(Records from a dataset)
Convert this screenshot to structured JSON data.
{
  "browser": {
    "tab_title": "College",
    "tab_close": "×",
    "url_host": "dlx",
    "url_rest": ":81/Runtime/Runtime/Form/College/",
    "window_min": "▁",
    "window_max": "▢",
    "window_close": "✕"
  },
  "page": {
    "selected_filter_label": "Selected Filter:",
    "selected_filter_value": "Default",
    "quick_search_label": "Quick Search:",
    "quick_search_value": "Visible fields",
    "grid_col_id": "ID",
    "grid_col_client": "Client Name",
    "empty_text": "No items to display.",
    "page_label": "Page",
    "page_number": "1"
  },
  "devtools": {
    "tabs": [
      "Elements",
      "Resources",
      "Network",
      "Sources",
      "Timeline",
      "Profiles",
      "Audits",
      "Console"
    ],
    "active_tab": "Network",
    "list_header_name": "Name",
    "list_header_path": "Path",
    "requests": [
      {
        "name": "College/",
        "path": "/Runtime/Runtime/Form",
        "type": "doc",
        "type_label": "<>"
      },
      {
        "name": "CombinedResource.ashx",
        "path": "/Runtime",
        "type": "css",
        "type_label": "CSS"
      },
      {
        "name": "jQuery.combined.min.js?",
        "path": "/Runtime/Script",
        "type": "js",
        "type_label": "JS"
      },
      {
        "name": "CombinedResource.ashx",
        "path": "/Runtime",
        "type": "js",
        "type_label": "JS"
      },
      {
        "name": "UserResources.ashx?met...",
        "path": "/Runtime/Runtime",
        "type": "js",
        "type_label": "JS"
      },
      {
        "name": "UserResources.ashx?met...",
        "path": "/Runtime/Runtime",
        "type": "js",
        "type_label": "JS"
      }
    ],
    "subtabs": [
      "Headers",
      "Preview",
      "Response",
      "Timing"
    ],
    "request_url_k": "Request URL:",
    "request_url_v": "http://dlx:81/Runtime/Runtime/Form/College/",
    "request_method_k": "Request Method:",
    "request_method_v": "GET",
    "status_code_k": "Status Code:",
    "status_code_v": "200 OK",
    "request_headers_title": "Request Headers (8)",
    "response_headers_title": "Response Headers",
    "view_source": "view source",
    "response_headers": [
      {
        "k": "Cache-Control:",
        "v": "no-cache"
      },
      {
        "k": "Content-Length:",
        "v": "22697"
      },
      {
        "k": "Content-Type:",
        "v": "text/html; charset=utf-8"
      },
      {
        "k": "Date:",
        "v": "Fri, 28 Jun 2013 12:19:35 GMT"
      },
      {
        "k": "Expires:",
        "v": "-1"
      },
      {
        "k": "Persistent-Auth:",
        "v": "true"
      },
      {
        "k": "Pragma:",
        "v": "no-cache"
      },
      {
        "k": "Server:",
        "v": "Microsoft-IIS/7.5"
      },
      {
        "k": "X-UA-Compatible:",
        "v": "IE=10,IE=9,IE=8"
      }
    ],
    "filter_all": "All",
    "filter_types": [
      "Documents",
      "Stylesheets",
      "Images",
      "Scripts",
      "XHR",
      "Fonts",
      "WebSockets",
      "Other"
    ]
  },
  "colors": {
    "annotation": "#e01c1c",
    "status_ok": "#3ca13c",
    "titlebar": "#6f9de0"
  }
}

**WHAT YOU HAVE TO DO**
Take the material above and return all of it exactly.

**ANSWER**
Convert this screenshot to structured JSON data.
{
  "browser": {
    "tab_title": "College",
    "tab_close": "×",
    "url_host": "dlx",
    "url_rest": ":81/Runtime/Runtime/Form/College/",
    "window_min": "▁",
    "window_max": "▢",
    "window_close": "✕"
  },
  "page": {
    "selected_filter_label": "Selected Filter:",
    "selected_filter_value": "Default",
    "quick_search_label": "Quick Search:",
    "quick_search_value": "Visible fields",
    "grid_col_id": "ID",
    "grid_col_client": "Client Name",
    "empty_text": "No items to display.",
    "page_label": "Page",
    "page_number": "1"
  },
  "devtools": {
    "tabs": [
      "Elements",
      "Resources",
      "Network",
      "Sources",
      "Timeline",
      "Profiles",
      "Audits",
      "Console"
    ],
    "active_tab": "Network",
    "list_header_name": "Name",
    "list_header_path": "Path",
    "requests": [
      {
        "name": "College/",
        "path": "/Runtime/Runtime/Form",
        "type": "doc",
        "type_label": "<>"
      },
      {
        "name": "CombinedResource.ashx",
        "path": "/Runtime",
        "type": "css",
        "type_label": "CSS"
      },
      {
        "name": "jQuery.combined.min.js?",
        "path": "/Runtime/Script",
        "type": "js",
        "type_label": "JS"
      },
      {
        "name": "CombinedResource.ashx",
        "path": "/Runtime",
        "type": "js",
        "type_label": "JS"
      },
      {
        "name": "UserResources.ashx?met...",
        "path": "/Runtime/Runtime",
        "type": "js",
        "type_label": "JS"
      },
      {
        "name": "UserResources.ashx?met...",
        "path": "/Runtime/Runtime",
        "type": "js",
        "type_label": "JS"
      }
    ],
    "subtabs": [
      "Headers",
      "Preview",
      "Response",
      "Timing"
    ],
    "request_url_k": "Request URL:",
    "request_url_v": "http://dlx:81/Runtime/Runtime/Form/College/",
    "request_method_k": "Request Method:",
    "request_method_v": "GET",
    "status_code_k": "Status Code:",
    "status_code_v": "200 OK",
    "request_headers_title": "Request Headers (8)",
    "response_headers_title": "Response Headers",
    "view_source": "view source",
    "response_headers": [
      {
        "k": "Cache-Control:",
        "v": "no-cache"
      },
      {
        "k": "Content-Length:",
        "v": "22697"
      },
      {
        "k": "Content-Type:",
        "v": "text/html; charset=utf-8"
      },
      {
        "k": "Date:",
        "v": "Fri, 28 Jun 2013 12:19:35 GMT"
      },
      {
        "k": "Expires:",
        "v": "-1"
      },
      {
        "k": "Persistent-Auth:",
        "v": "true"
      },
      {
        "k": "Pragma:",
        "v": "no-cache"
      },
      {
        "k": "Server:",
        "v": "Microsoft-IIS/7.5"
      },
      {
        "k": "X-UA-Compatible:",
        "v": "IE=10,IE=9,IE=8"
      }
    ],
    "filter_all": "All",
    "filter_types": [
      "Documents",
      "Stylesheets",
      "Images",
      "Scripts",
      "XHR",
      "Fonts",
      "WebSockets",
      "Other"
    ]
  },
  "colors": {
    "annotation": "#e01c1c",
    "status_ok": "#3ca13c",
    "titlebar": "#6f9de0"
  }
}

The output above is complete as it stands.